--- Begin Records for this exercise ---

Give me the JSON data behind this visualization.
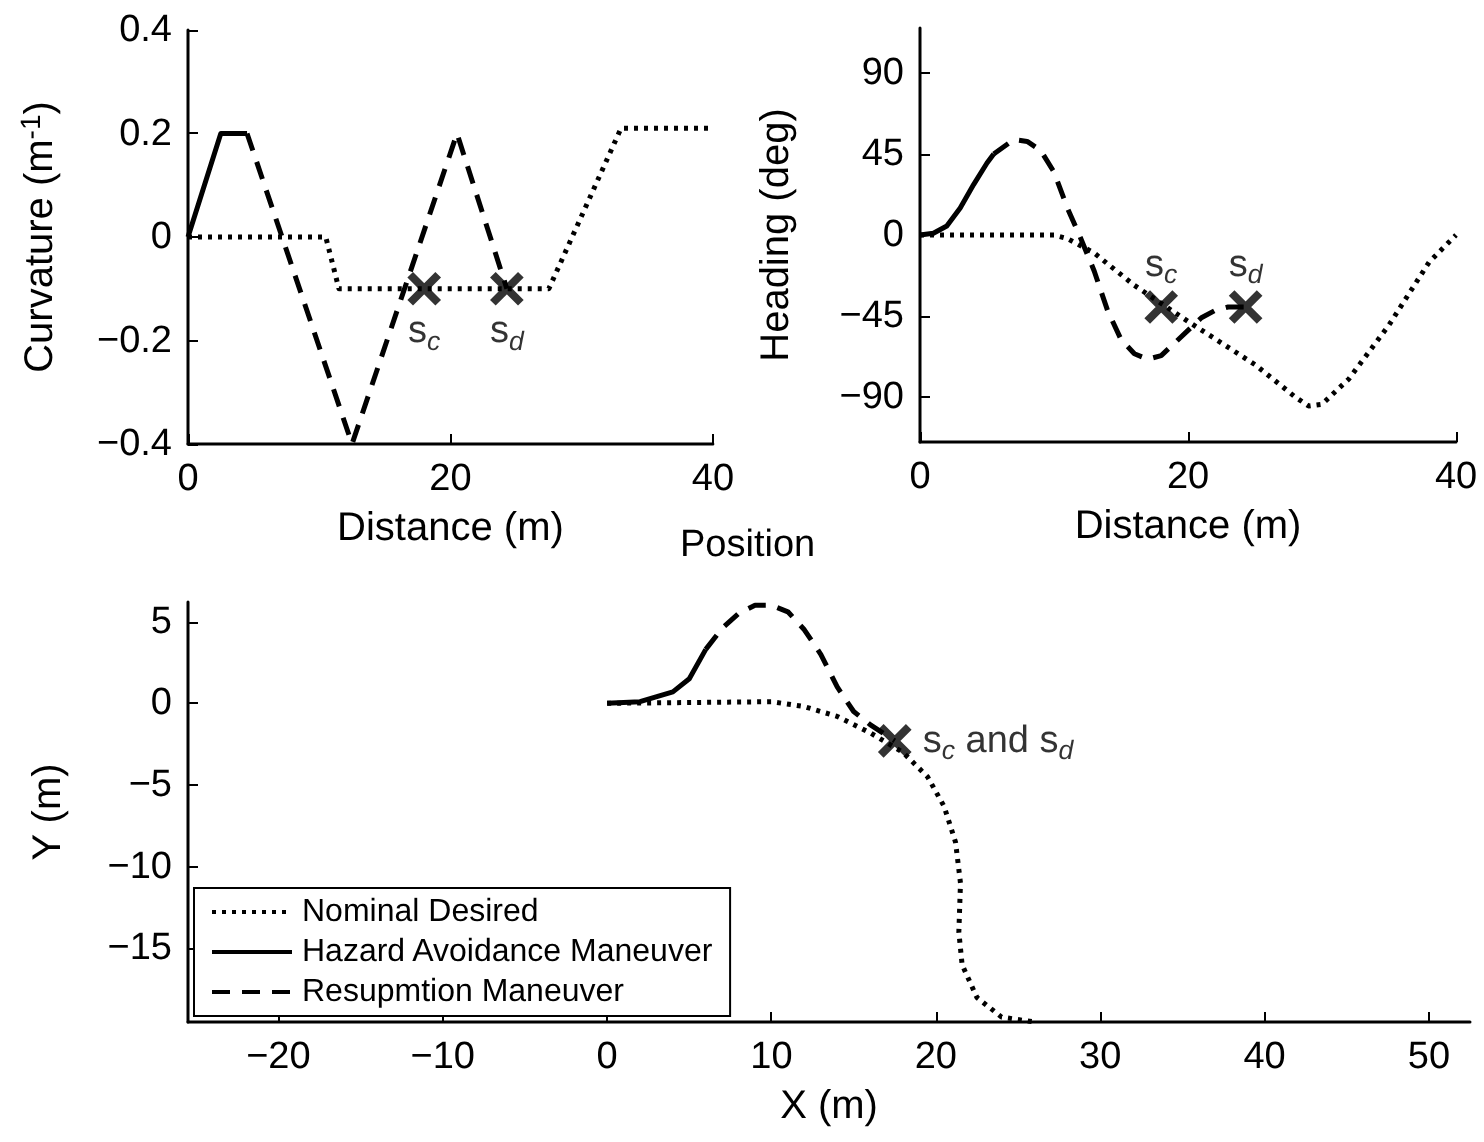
{
  "chart_data": [
    {
      "type": "line",
      "xlabel": "Distance (m)",
      "ylabel": "Curvature (m$^{-1}$)",
      "xlim": [
        0,
        40
      ],
      "ylim": [
        -0.4,
        0.4
      ],
      "xticks": [
        0,
        20,
        40
      ],
      "yticks": [
        -0.4,
        -0.2,
        0,
        0.2,
        0.4
      ],
      "series": [
        {
          "line_style": "dotted",
          "marker": "none",
          "color": "#000000",
          "x": [
            0,
            10.5,
            11.5,
            27.5,
            33,
            40
          ],
          "values": [
            0,
            0,
            -0.1,
            -0.1,
            0.21,
            0.21
          ]
        },
        {
          "line_style": "solid",
          "marker": "none",
          "color": "#000000",
          "x": [
            0,
            2.5,
            4.5
          ],
          "values": [
            0,
            0.2,
            0.2
          ]
        },
        {
          "line_style": "dashed",
          "marker": "none",
          "color": "#000000",
          "x": [
            4.5,
            12.5,
            20.5,
            24.3
          ],
          "values": [
            0.2,
            -0.4,
            0.2,
            -0.1
          ]
        },
        {
          "type": "scatter",
          "marker": "cross",
          "color": "#000000",
          "x": [
            18,
            24.3
          ],
          "values": [
            -0.1,
            -0.1
          ]
        }
      ],
      "annotations": [
        {
          "text": "s$_{c}$",
          "x": 18,
          "y": -0.1
        },
        {
          "text": "s$_{d}$",
          "x": 24.3,
          "y": -0.1
        }
      ]
    },
    {
      "type": "line",
      "xlabel": "Distance (m)",
      "ylabel": "Heading (deg)",
      "xlim": [
        0,
        40
      ],
      "ylim": [
        -115,
        115
      ],
      "xticks": [
        0,
        20,
        40
      ],
      "yticks": [
        -90,
        -45,
        0,
        45,
        90
      ],
      "series": [
        {
          "line_style": "dotted",
          "marker": "none",
          "color": "#000000",
          "x": [
            0,
            10,
            11,
            13,
            16,
            20,
            25,
            28,
            29,
            30,
            32,
            35,
            38,
            40
          ],
          "values": [
            0,
            0,
            -2,
            -10,
            -28,
            -48,
            -72,
            -90,
            -95,
            -94,
            -80,
            -50,
            -15,
            0
          ]
        },
        {
          "line_style": "solid",
          "marker": "none",
          "color": "#000000",
          "x": [
            0,
            1,
            2,
            3,
            4,
            5,
            5.5
          ],
          "values": [
            0,
            1,
            5,
            15,
            28,
            40,
            45
          ]
        },
        {
          "line_style": "dashed",
          "marker": "none",
          "color": "#000000",
          "x": [
            5.5,
            7,
            8,
            9,
            10,
            11,
            12,
            13,
            14,
            15,
            16,
            17,
            18,
            19,
            20,
            21,
            22,
            23,
            24.3
          ],
          "values": [
            45,
            53,
            52,
            47,
            35,
            15,
            -2,
            -20,
            -42,
            -58,
            -66,
            -69,
            -67,
            -60,
            -53,
            -46,
            -42,
            -40,
            -40
          ]
        },
        {
          "type": "scatter",
          "marker": "cross",
          "color": "#000000",
          "x": [
            18,
            24.3
          ],
          "values": [
            -40,
            -40
          ]
        }
      ],
      "annotations": [
        {
          "text": "s$_{c}$",
          "x": 18,
          "y": -40
        },
        {
          "text": "s$_{d}$",
          "x": 24.3,
          "y": -40
        }
      ]
    },
    {
      "type": "line",
      "title": "Position",
      "xlabel": "X (m)",
      "ylabel": "Y (m)",
      "xlim": [
        -25.5,
        52.5
      ],
      "ylim": [
        -19.5,
        6.2
      ],
      "xticks": [
        -20,
        -10,
        0,
        10,
        20,
        30,
        40,
        50
      ],
      "yticks": [
        -15,
        -10,
        -5,
        0,
        5
      ],
      "legend": "bottom left",
      "series": [
        {
          "name": "Nominal Desired",
          "line_style": "dotted",
          "marker": "none",
          "color": "#000000",
          "x": [
            0,
            10,
            12,
            14,
            16,
            18,
            19.5,
            20.5,
            21.2,
            21.5,
            21.4,
            21.6,
            22.5,
            24,
            26
          ],
          "values": [
            0,
            0.1,
            -0.2,
            -0.8,
            -1.8,
            -3,
            -4.5,
            -6.3,
            -8.5,
            -11,
            -14,
            -16,
            -18,
            -19.2,
            -19.5
          ]
        },
        {
          "name": "Hazard Avoidance Maneuver",
          "line_style": "solid",
          "marker": "none",
          "color": "#000000",
          "x": [
            0,
            2,
            4,
            5,
            6
          ],
          "values": [
            0,
            0.1,
            0.7,
            1.5,
            3.3
          ]
        },
        {
          "name": "Resupmtion Maneuver",
          "line_style": "dashed",
          "marker": "none",
          "color": "#000000",
          "x": [
            6,
            7,
            8,
            9,
            10,
            11,
            12,
            13,
            14,
            15,
            16,
            17.5
          ],
          "values": [
            3.3,
            4.6,
            5.5,
            6,
            6,
            5.6,
            4.5,
            3,
            1,
            -0.5,
            -1.3,
            -2.3
          ]
        },
        {
          "type": "scatter",
          "marker": "cross",
          "color": "#000000",
          "x": [
            17.5
          ],
          "values": [
            -2.3
          ]
        }
      ],
      "annotations": [
        {
          "text": "s$_{c}$ and s$_{d}$",
          "x": 17.5,
          "y": -2.3
        }
      ]
    }
  ]
}
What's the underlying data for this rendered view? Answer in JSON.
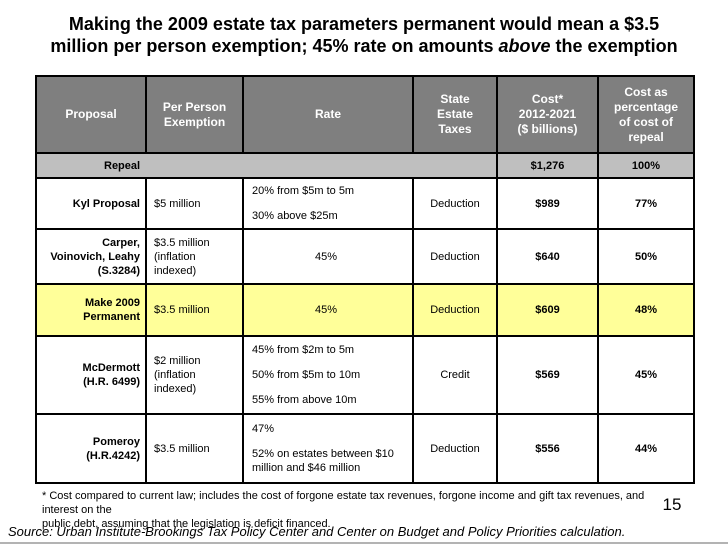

--- End Records for this exercise ---

→ **The problem**
All of the entries above should be copied exactly, except for the pictures.

→ **Expected answer**
Give me the JSON data behind this visualization.
{
  "chart_data": [
    {
      "type": "line",
      "xlabel": "Distance (m)",
      "ylabel": "Curvature (m$^{-1}$)",
      "xlim": [
        0,
        40
      ],
      "ylim": [
        -0.4,
        0.4
      ],
      "xticks": [
        0,
        20,
        40
      ],
      "yticks": [
        -0.4,
        -0.2,
        0,
        0.2,
        0.4
      ],
      "series": [
        {
          "line_style": "dotted",
          "marker": "none",
          "color": "#000000",
          "x": [
            0,
            10.5,
            11.5,
            27.5,
            33,
            40
          ],
          "values": [
            0,
            0,
            -0.1,
            -0.1,
            0.21,
            0.21
          ]
        },
        {
          "line_style": "solid",
          "marker": "none",
          "color": "#000000",
          "x": [
            0,
            2.5,
            4.5
          ],
          "values": [
            0,
            0.2,
            0.2
          ]
        },
        {
          "line_style": "dashed",
          "marker": "none",
          "color": "#000000",
          "x": [
            4.5,
            12.5,
            20.5,
            24.3
          ],
          "values": [
            0.2,
            -0.4,
            0.2,
            -0.1
          ]
        },
        {
          "type": "scatter",
          "marker": "cross",
          "color": "#000000",
          "x": [
            18,
            24.3
          ],
          "values": [
            -0.1,
            -0.1
          ]
        }
      ],
      "annotations": [
        {
          "text": "s$_{c}$",
          "x": 18,
          "y": -0.1
        },
        {
          "text": "s$_{d}$",
          "x": 24.3,
          "y": -0.1
        }
      ]
    },
    {
      "type": "line",
      "xlabel": "Distance (m)",
      "ylabel": "Heading (deg)",
      "xlim": [
        0,
        40
      ],
      "ylim": [
        -115,
        115
      ],
      "xticks": [
        0,
        20,
        40
      ],
      "yticks": [
        -90,
        -45,
        0,
        45,
        90
      ],
      "series": [
        {
          "line_style": "dotted",
          "marker": "none",
          "color": "#000000",
          "x": [
            0,
            10,
            11,
            13,
            16,
            20,
            25,
            28,
            29,
            30,
            32,
            35,
            38,
            40
          ],
          "values": [
            0,
            0,
            -2,
            -10,
            -28,
            -48,
            -72,
            -90,
            -95,
            -94,
            -80,
            -50,
            -15,
            0
          ]
        },
        {
          "line_style": "solid",
          "marker": "none",
          "color": "#000000",
          "x": [
            0,
            1,
            2,
            3,
            4,
            5,
            5.5
          ],
          "values": [
            0,
            1,
            5,
            15,
            28,
            40,
            45
          ]
        },
        {
          "line_style": "dashed",
          "marker": "none",
          "color": "#000000",
          "x": [
            5.5,
            7,
            8,
            9,
            10,
            11,
            12,
            13,
            14,
            15,
            16,
            17,
            18,
            19,
            20,
            21,
            22,
            23,
            24.3
          ],
          "values": [
            45,
            53,
            52,
            47,
            35,
            15,
            -2,
            -20,
            -42,
            -58,
            -66,
            -69,
            -67,
            -60,
            -53,
            -46,
            -42,
            -40,
            -40
          ]
        },
        {
          "type": "scatter",
          "marker": "cross",
          "color": "#000000",
          "x": [
            18,
            24.3
          ],
          "values": [
            -40,
            -40
          ]
        }
      ],
      "annotations": [
        {
          "text": "s$_{c}$",
          "x": 18,
          "y": -40
        },
        {
          "text": "s$_{d}$",
          "x": 24.3,
          "y": -40
        }
      ]
    },
    {
      "type": "line",
      "title": "Position",
      "xlabel": "X (m)",
      "ylabel": "Y (m)",
      "xlim": [
        -25.5,
        52.5
      ],
      "ylim": [
        -19.5,
        6.2
      ],
      "xticks": [
        -20,
        -10,
        0,
        10,
        20,
        30,
        40,
        50
      ],
      "yticks": [
        -15,
        -10,
        -5,
        0,
        5
      ],
      "legend": "bottom left",
      "series": [
        {
          "name": "Nominal Desired",
          "line_style": "dotted",
          "marker": "none",
          "color": "#000000",
          "x": [
            0,
            10,
            12,
            14,
            16,
            18,
            19.5,
            20.5,
            21.2,
            21.5,
            21.4,
            21.6,
            22.5,
            24,
            26
          ],
          "values": [
            0,
            0.1,
            -0.2,
            -0.8,
            -1.8,
            -3,
            -4.5,
            -6.3,
            -8.5,
            -11,
            -14,
            -16,
            -18,
            -19.2,
            -19.5
          ]
        },
        {
          "name": "Hazard Avoidance Maneuver",
          "line_style": "solid",
          "marker": "none",
          "color": "#000000",
          "x": [
            0,
            2,
            4,
            5,
            6
          ],
          "values": [
            0,
            0.1,
            0.7,
            1.5,
            3.3
          ]
        },
        {
          "name": "Resupmtion Maneuver",
          "line_style": "dashed",
          "marker": "none",
          "color": "#000000",
          "x": [
            6,
            7,
            8,
            9,
            10,
            11,
            12,
            13,
            14,
            15,
            16,
            17.5
          ],
          "values": [
            3.3,
            4.6,
            5.5,
            6,
            6,
            5.6,
            4.5,
            3,
            1,
            -0.5,
            -1.3,
            -2.3
          ]
        },
        {
          "type": "scatter",
          "marker": "cross",
          "color": "#000000",
          "x": [
            17.5
          ],
          "values": [
            -2.3
          ]
        }
      ],
      "annotations": [
        {
          "text": "s$_{c}$ and s$_{d}$",
          "x": 17.5,
          "y": -2.3
        }
      ]
    }
  ]
}
What's the underlying data for this rendered view? Answer in JSON.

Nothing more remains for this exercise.